▽

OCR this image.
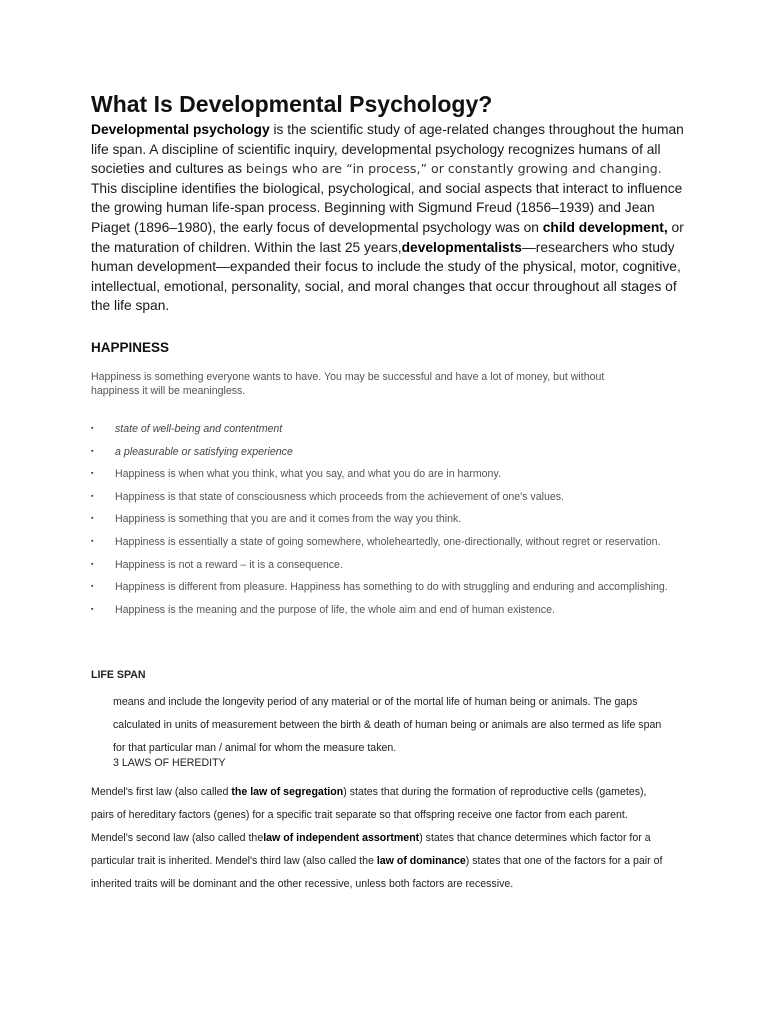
What Is Developmental Psychology?

Developmental psychology is the scientific study of age-related changes throughout the human life span. A discipline of scientific inquiry, developmental psychology recognizes humans of all societies and cultures as beings who are “in process,” or constantly growing and changing. This discipline identifies the biological, psychological, and social aspects that interact to influence the growing human life-span process. Beginning with Sigmund Freud (1856–1939) and Jean Piaget (1896–1980), the early focus of developmental psychology was on child development, or the maturation of children. Within the last 25 years,developmentalists—researchers who study human development—expanded their focus to include the study of the physical, motor, cognitive, intellectual, emotional, personality, social, and moral changes that occur throughout all stages of the life span.

HAPPINESS

Happiness is something everyone wants to have. You may be successful and have a lot of money, but without happiness it will be meaningless.

▪ state of well-being and contentment
▪ a pleasurable or satisfying experience
▪ Happiness is when what you think, what you say, and what you do are in harmony.
▪ Happiness is that state of consciousness which proceeds from the achievement of one's values.
▪ Happiness is something that you are and it comes from the way you think.
▪ Happiness is essentially a state of going somewhere, wholeheartedly, one-directionally, without regret or reservation.
▪ Happiness is not a reward – it is a consequence.
▪ Happiness is different from pleasure. Happiness has something to do with struggling and enduring and accomplishing.
▪ Happiness is the meaning and the purpose of life, the whole aim and end of human existence.

LIFE SPAN

means and include the longevity period of any material or of the mortal life of human being or animals. The gaps calculated in units of measurement between the birth & death of human being or animals are also termed as life span for that particular man / animal for whom the measure taken.

3 LAWS OF HEREDITY

Mendel's first law (also called the law of segregation) states that during the formation of reproductive cells (gametes), pairs of hereditary factors (genes) for a specific trait separate so that offspring receive one factor from each parent. Mendel's second law (also called thelaw of independent assortment) states that chance determines which factor for a particular trait is inherited. Mendel's third law (also called the law of dominance) states that one of the factors for a pair of inherited traits will be dominant and the other recessive, unless both factors are recessive.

△

* **EXERCISE OBJECTIVE**:
All of the material above should be output exactly, with the pictures left behind.

* **SOLUTION**:
OCR this image.
What Is Developmental Psychology?

Developmental psychology is the scientific study of age-related changes throughout the human life span. A discipline of scientific inquiry, developmental psychology recognizes humans of all societies and cultures as beings who are “in process,” or constantly growing and changing. This discipline identifies the biological, psychological, and social aspects that interact to influence the growing human life-span process. Beginning with Sigmund Freud (1856–1939) and Jean Piaget (1896–1980), the early focus of developmental psychology was on child development, or the maturation of children. Within the last 25 years,developmentalists—researchers who study human development—expanded their focus to include the study of the physical, motor, cognitive, intellectual, emotional, personality, social, and moral changes that occur throughout all stages of the life span.

HAPPINESS

Happiness is something everyone wants to have. You may be successful and have a lot of money, but without happiness it will be meaningless.

▪ state of well-being and contentment
▪ a pleasurable or satisfying experience
▪ Happiness is when what you think, what you say, and what you do are in harmony.
▪ Happiness is that state of consciousness which proceeds from the achievement of one's values.
▪ Happiness is something that you are and it comes from the way you think.
▪ Happiness is essentially a state of going somewhere, wholeheartedly, one-directionally, without regret or reservation.
▪ Happiness is not a reward – it is a consequence.
▪ Happiness is different from pleasure. Happiness has something to do with struggling and enduring and accomplishing.
▪ Happiness is the meaning and the purpose of life, the whole aim and end of human existence.

LIFE SPAN

means and include the longevity period of any material or of the mortal life of human being or animals. The gaps calculated in units of measurement between the birth & death of human being or animals are also termed as life span for that particular man / animal for whom the measure taken.

3 LAWS OF HEREDITY

Mendel's first law (also called the law of segregation) states that during the formation of reproductive cells (gametes), pairs of hereditary factors (genes) for a specific trait separate so that offspring receive one factor from each parent. Mendel's second law (also called thelaw of independent assortment) states that chance determines which factor for a particular trait is inherited. Mendel's third law (also called the law of dominance) states that one of the factors for a pair of inherited traits will be dominant and the other recessive, unless both factors are recessive.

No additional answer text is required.